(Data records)
==============================
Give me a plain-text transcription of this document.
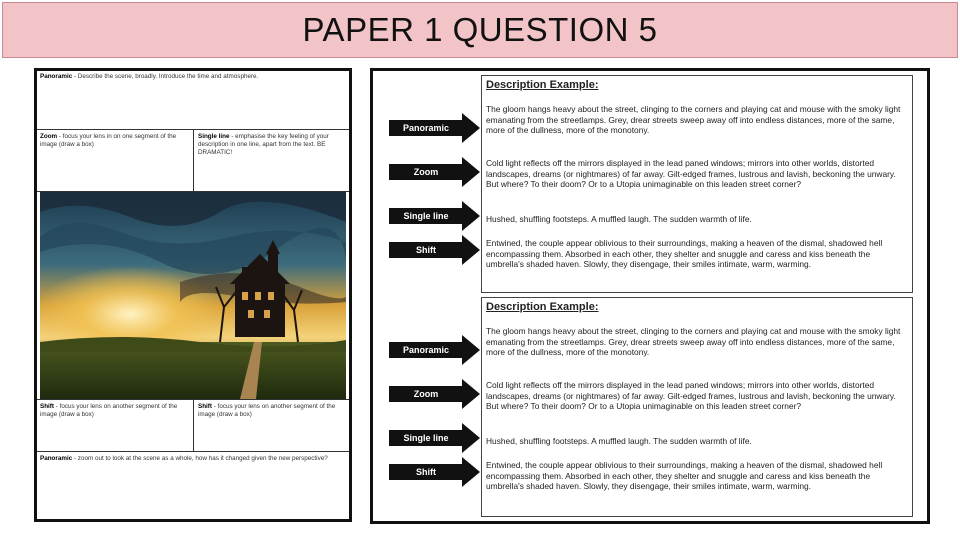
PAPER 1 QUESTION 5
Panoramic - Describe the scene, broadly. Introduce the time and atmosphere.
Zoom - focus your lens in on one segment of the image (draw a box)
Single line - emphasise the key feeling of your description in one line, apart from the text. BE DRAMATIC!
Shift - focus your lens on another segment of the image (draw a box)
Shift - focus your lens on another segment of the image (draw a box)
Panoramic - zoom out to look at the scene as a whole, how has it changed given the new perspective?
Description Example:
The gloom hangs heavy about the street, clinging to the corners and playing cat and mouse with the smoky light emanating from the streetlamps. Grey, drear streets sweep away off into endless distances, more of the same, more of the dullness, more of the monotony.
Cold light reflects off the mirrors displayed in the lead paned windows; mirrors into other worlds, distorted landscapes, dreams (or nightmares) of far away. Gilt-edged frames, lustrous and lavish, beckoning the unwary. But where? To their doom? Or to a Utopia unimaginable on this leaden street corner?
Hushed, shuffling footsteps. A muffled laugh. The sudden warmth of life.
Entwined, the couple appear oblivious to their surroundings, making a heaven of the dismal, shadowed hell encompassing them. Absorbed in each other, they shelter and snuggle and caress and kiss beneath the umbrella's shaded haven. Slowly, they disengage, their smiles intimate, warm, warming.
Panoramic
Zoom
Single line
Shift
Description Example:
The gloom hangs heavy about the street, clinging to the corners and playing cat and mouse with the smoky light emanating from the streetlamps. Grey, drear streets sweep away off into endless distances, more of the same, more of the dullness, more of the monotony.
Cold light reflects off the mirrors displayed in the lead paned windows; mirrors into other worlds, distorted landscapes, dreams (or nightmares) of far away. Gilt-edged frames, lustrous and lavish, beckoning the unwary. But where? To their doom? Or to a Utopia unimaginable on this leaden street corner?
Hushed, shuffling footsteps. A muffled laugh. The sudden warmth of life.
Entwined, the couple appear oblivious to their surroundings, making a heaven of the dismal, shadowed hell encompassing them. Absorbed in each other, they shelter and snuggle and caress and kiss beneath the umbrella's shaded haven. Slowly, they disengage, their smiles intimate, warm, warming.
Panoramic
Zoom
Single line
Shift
==============================
## Goal
Take the listing and print it again exactly, but without any pictures.

## The output
Give me a plain-text transcription of this document.
PAPER 1 QUESTION 5
Panoramic - Describe the scene, broadly. Introduce the time and atmosphere.
Zoom - focus your lens in on one segment of the image (draw a box)
Single line - emphasise the key feeling of your description in one line, apart from the text. BE DRAMATIC!
Shift - focus your lens on another segment of the image (draw a box)
Shift - focus your lens on another segment of the image (draw a box)
Panoramic - zoom out to look at the scene as a whole, how has it changed given the new perspective?
Description Example:
The gloom hangs heavy about the street, clinging to the corners and playing cat and mouse with the smoky light emanating from the streetlamps. Grey, drear streets sweep away off into endless distances, more of the same, more of the dullness, more of the monotony.
Cold light reflects off the mirrors displayed in the lead paned windows; mirrors into other worlds, distorted landscapes, dreams (or nightmares) of far away. Gilt-edged frames, lustrous and lavish, beckoning the unwary. But where? To their doom? Or to a Utopia unimaginable on this leaden street corner?
Hushed, shuffling footsteps. A muffled laugh. The sudden warmth of life.
Entwined, the couple appear oblivious to their surroundings, making a heaven of the dismal, shadowed hell encompassing them. Absorbed in each other, they shelter and snuggle and caress and kiss beneath the umbrella's shaded haven. Slowly, they disengage, their smiles intimate, warm, warming.
Panoramic
Zoom
Single line
Shift
Description Example:
The gloom hangs heavy about the street, clinging to the corners and playing cat and mouse with the smoky light emanating from the streetlamps. Grey, drear streets sweep away off into endless distances, more of the same, more of the dullness, more of the monotony.
Cold light reflects off the mirrors displayed in the lead paned windows; mirrors into other worlds, distorted landscapes, dreams (or nightmares) of far away. Gilt-edged frames, lustrous and lavish, beckoning the unwary. But where? To their doom? Or to a Utopia unimaginable on this leaden street corner?
Hushed, shuffling footsteps. A muffled laugh. The sudden warmth of life.
Entwined, the couple appear oblivious to their surroundings, making a heaven of the dismal, shadowed hell encompassing them. Absorbed in each other, they shelter and snuggle and caress and kiss beneath the umbrella's shaded haven. Slowly, they disengage, their smiles intimate, warm, warming.
Panoramic
Zoom
Single line
Shift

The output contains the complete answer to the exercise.